**Problem to solve:** Work through the data below and give the number of lines holding "will", nothing more.

**Exercise input:**
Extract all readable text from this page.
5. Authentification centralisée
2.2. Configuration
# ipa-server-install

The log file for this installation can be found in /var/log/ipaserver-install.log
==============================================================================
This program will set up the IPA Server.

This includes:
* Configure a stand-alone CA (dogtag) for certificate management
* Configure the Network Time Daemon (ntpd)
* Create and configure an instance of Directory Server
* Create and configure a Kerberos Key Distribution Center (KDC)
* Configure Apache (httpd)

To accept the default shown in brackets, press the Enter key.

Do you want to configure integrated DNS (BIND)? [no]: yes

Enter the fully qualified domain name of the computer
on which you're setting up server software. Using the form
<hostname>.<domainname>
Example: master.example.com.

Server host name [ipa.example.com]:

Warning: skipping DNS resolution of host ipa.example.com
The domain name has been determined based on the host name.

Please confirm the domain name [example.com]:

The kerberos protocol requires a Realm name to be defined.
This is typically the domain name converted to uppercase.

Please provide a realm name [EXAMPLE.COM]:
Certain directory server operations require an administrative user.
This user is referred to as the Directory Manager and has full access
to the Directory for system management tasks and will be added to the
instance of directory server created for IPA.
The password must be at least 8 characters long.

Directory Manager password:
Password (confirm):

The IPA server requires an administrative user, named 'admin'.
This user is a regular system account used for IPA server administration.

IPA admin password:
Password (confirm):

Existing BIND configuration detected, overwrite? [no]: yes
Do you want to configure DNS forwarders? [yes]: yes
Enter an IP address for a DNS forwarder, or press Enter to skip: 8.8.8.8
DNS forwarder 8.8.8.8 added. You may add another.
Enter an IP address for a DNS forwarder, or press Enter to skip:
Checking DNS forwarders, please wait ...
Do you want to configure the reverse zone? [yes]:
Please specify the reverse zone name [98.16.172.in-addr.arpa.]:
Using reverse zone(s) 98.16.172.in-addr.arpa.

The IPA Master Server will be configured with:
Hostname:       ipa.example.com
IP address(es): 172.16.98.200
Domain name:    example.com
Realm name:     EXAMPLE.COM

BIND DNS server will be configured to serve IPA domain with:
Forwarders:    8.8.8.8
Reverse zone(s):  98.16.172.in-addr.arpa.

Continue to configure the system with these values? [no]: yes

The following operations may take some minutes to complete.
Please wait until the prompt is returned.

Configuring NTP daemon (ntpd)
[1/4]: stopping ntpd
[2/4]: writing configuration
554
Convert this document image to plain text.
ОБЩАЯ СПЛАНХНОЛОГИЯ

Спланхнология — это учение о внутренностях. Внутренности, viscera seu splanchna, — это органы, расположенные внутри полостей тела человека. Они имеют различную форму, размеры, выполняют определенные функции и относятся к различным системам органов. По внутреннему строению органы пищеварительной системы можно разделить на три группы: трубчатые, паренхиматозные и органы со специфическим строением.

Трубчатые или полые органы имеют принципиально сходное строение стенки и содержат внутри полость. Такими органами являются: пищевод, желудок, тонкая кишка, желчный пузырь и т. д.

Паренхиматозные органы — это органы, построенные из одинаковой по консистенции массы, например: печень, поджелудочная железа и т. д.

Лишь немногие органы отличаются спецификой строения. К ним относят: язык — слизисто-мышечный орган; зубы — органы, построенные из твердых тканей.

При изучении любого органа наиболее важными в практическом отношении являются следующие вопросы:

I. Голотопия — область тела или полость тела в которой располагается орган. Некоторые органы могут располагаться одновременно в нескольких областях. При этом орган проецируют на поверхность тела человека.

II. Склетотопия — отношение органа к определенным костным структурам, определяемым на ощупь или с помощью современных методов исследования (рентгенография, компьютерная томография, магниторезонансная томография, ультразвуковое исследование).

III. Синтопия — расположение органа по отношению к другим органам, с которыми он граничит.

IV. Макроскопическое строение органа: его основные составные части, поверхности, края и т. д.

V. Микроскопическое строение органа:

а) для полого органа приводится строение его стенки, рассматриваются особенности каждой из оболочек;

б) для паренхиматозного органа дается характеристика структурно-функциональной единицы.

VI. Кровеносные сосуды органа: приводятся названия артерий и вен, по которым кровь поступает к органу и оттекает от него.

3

**Exercise output:** 4